* Required actions *
[1] From the article on Middle East mergers, return the span that begins at the words "According to EY, the" and stops after the words "for $3.5 billion.", copied with no changes.
[2] According to the article on Middle East mergers, how many deals worth how much did Gulf Cooperation Council countries account for?

* Passage *
——————————
RIYADH: Mergers and acquisitions in the Middle East and North Africa region reached $69.1 billion in the first nine months of this year through 649 deals, marking a 23 percent year-on-year rise, a new analysis showed. 

In its latest report, professional services firm EY said that Gulf Cooperation Council countries accounted for the majority of activity, with 500 deals valued at $65.9 billion. 

The sharp uptick signals robust investor appetite despite macroeconomic uncertainty and builds on a solid 2024 performance, when MENA M&A deals rose 7 percent to $92.3 billion. 

In February, US-based investment bank Morgan Stanley described the momentum as a “structural upswing” in deal volume and value, driven by regulatory reforms and strategic policy shifts across the region. 

Commenting on the latest report, Strategy and Transactions Leader at EY MENA Brad Watson said: “The MENA M&A market continues to demonstrate resilience this year. The rise in cross-border deal activity showcases the growing appetite of companies for international expansion and portfolio diversification.” 

He added: “Meanwhile, the shift toward mid-size transactions reflects a strategic focus on high-growth, innovation-driven sectors that support long-term economic development in line with the region’s economic diversification goals.” 

Cross-border transactions remained the dominant growth engine for the region, contributing 54 percent of total volume and 76 percent of overall value. The first nine months of this year also recorded the highest cross-border activity compared to the same period in the past five years. 

According to EY, the UAE reported the region’s largest M&A of the year to date with the announced acquisition of a 64 percent stake in Borouge by Austrian energy group OMV and its subsidiary Borealis for $16.5 billion. 

This was followed by Abu Dhabi National Oil Co.’s acquisition of a 46.94 percent stake in Canada-based NOVA Chemicals for $6.3 billion, one of the largest transactions in the global petrochemical sector. 

The third-largest deal was Saudi Aramco’s acquisition of the Peruvian fuel distributor Primax S.A. for $3.5 billion. 

Outbound deals 

Outbound deals dominated the regional landscape, contributing the largest share of transaction value in the first nine months of 2025 with 189 deals amounting to $28.5 billion.
——————————
* Data provided *
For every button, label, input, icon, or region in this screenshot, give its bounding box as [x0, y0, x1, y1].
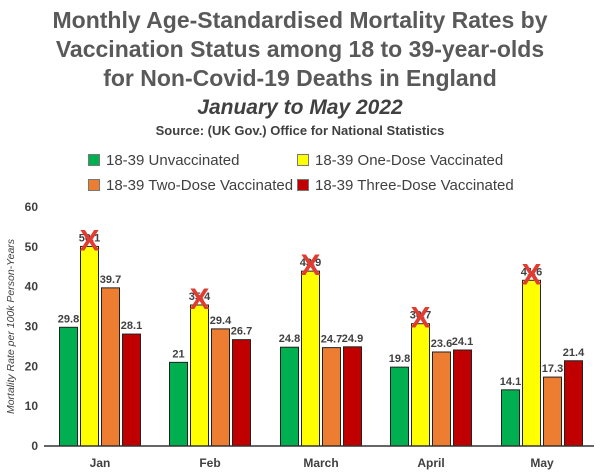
legend-item-three-dose: 18-39 Three-Dose Vaccinated — [297, 176, 514, 194]
data-label-three-dose: 21.4 — [563, 347, 585, 359]
data-label-three-dose: 26.7 — [231, 326, 252, 338]
data-label-two-dose: 17.3 — [542, 363, 563, 375]
x-marker-annotation: X — [189, 283, 209, 316]
y-tick-label: 60 — [25, 200, 39, 214]
legend-item-one-dose: 18-39 One-Dose Vaccinated — [297, 151, 503, 169]
bar-unvaccinated — [280, 346, 299, 447]
bar-one-dose — [522, 279, 541, 447]
legend-item-unvaccinated: 18-39 Unvaccinated — [88, 151, 239, 169]
chart-title-line-2: Vaccination Status among 18 to 39-year-o… — [55, 36, 545, 62]
data-label-one-dose: 50.1 — [79, 232, 100, 244]
bar-two-dose — [432, 351, 451, 447]
x-marker-annotation: X — [410, 302, 430, 335]
x-tick-label: April — [417, 456, 444, 470]
data-label-unvaccinated: 21 — [172, 348, 184, 360]
y-tick-label: 30 — [25, 320, 39, 334]
legend-label-one-dose: 18-39 One-Dose Vaccinated — [315, 151, 504, 169]
bar-two-dose — [211, 328, 230, 447]
bar-two-dose — [101, 287, 120, 447]
chart-source: Source: (UK Gov.) Office for National St… — [155, 123, 445, 138]
y-tick-label: 10 — [25, 399, 39, 413]
data-label-one-dose: 43.9 — [300, 257, 321, 269]
legend-item-two-dose: 18-39 Two-Dose Vaccinated — [88, 176, 293, 194]
bar-three-dose — [232, 339, 251, 447]
bar-unvaccinated — [169, 361, 188, 447]
y-tick-label: 20 — [25, 359, 39, 373]
data-label-three-dose: 24.9 — [342, 333, 363, 345]
y-tick-label: 50 — [25, 240, 39, 254]
bar-three-dose — [564, 360, 583, 447]
legend-swatch-three-dose — [297, 179, 309, 191]
chart-title-line-1: Monthly Age-Standardised Mortality Rates… — [52, 7, 548, 33]
data-label-two-dose: 23.6 — [431, 338, 452, 350]
bar-unvaccinated — [501, 389, 520, 447]
x-tick-label: May — [530, 456, 554, 470]
data-label-unvaccinated: 14.1 — [500, 376, 521, 388]
chart-subtitle: January to May 2022 — [197, 96, 403, 119]
y-tick-label: 0 — [31, 439, 38, 453]
legend-swatch-unvaccinated — [88, 154, 100, 166]
bar-one-dose — [190, 304, 209, 447]
bar-one-dose — [411, 323, 430, 447]
data-label-one-dose: 41.6 — [521, 266, 542, 278]
data-label-unvaccinated: 24.8 — [279, 333, 300, 345]
legend-label-three-dose: 18-39 Three-Dose Vaccinated — [315, 176, 514, 194]
y-tick-label: 40 — [25, 280, 39, 294]
bar-two-dose — [322, 347, 341, 447]
bar-three-dose — [122, 333, 141, 447]
data-label-two-dose: 39.7 — [100, 274, 121, 286]
bar-three-dose — [343, 346, 362, 447]
legend-swatch-two-dose — [88, 179, 100, 191]
x-marker-annotation: X — [79, 224, 99, 257]
x-tick-label: Jan — [90, 456, 111, 470]
data-label-one-dose: 30.7 — [410, 310, 431, 322]
bar-two-dose — [543, 376, 562, 447]
x-marker-annotation: X — [521, 258, 541, 291]
data-label-one-dose: 35.4 — [189, 291, 211, 303]
data-label-unvaccinated: 19.8 — [389, 353, 410, 365]
data-label-three-dose: 28.1 — [121, 320, 142, 332]
bar-unvaccinated — [390, 366, 409, 447]
bar-unvaccinated — [59, 326, 78, 447]
x-marker-annotation: X — [300, 249, 320, 282]
y-axis-label: Mortality Rate per 100k Person-Years — [5, 238, 17, 414]
data-label-three-dose: 24.1 — [452, 336, 473, 348]
legend-label-two-dose: 18-39 Two-Dose Vaccinated — [106, 176, 294, 194]
bar-one-dose — [301, 270, 320, 447]
data-label-two-dose: 24.7 — [321, 334, 342, 346]
bar-chart: 0 10 20 30 40 50 60 Mortality Rate per 100k Per… — [5, 200, 594, 470]
legend-label-unvaccinated: 18-39 Unvaccinated — [106, 151, 240, 169]
data-label-unvaccinated: 29.8 — [58, 313, 79, 325]
bar-one-dose — [80, 245, 99, 447]
x-tick-label: March — [303, 456, 338, 470]
legend-swatch-one-dose — [297, 154, 309, 166]
bar-three-dose — [453, 349, 472, 447]
x-tick-label: Feb — [199, 456, 220, 470]
chart-title-line-3: for Non-Covid-19 Deaths in England — [103, 65, 497, 91]
data-label-two-dose: 29.4 — [210, 315, 232, 327]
——————————
* Answers *
[1]
According to EY, the UAE reported the region’s largest M&A of the year to date with the announced acquisition of a 64 percent stake in Borouge by Austrian energy group OMV and its subsidiary Borealis for $16.5 billion. 

This was followed by Abu Dhabi National Oil Co.’s acquisition of a 46.94 percent stake in Canada-based NOVA Chemicals for $6.3 billion, one of the largest transactions in the global petrochemical sector. 

The third-largest deal was Saudi Aramco’s acquisition of the Peruvian fuel distributor Primax S.A. for $3.5 billion.

[2] Gulf Cooperation Council countries accounted for 500 deals valued at $65.9 billion.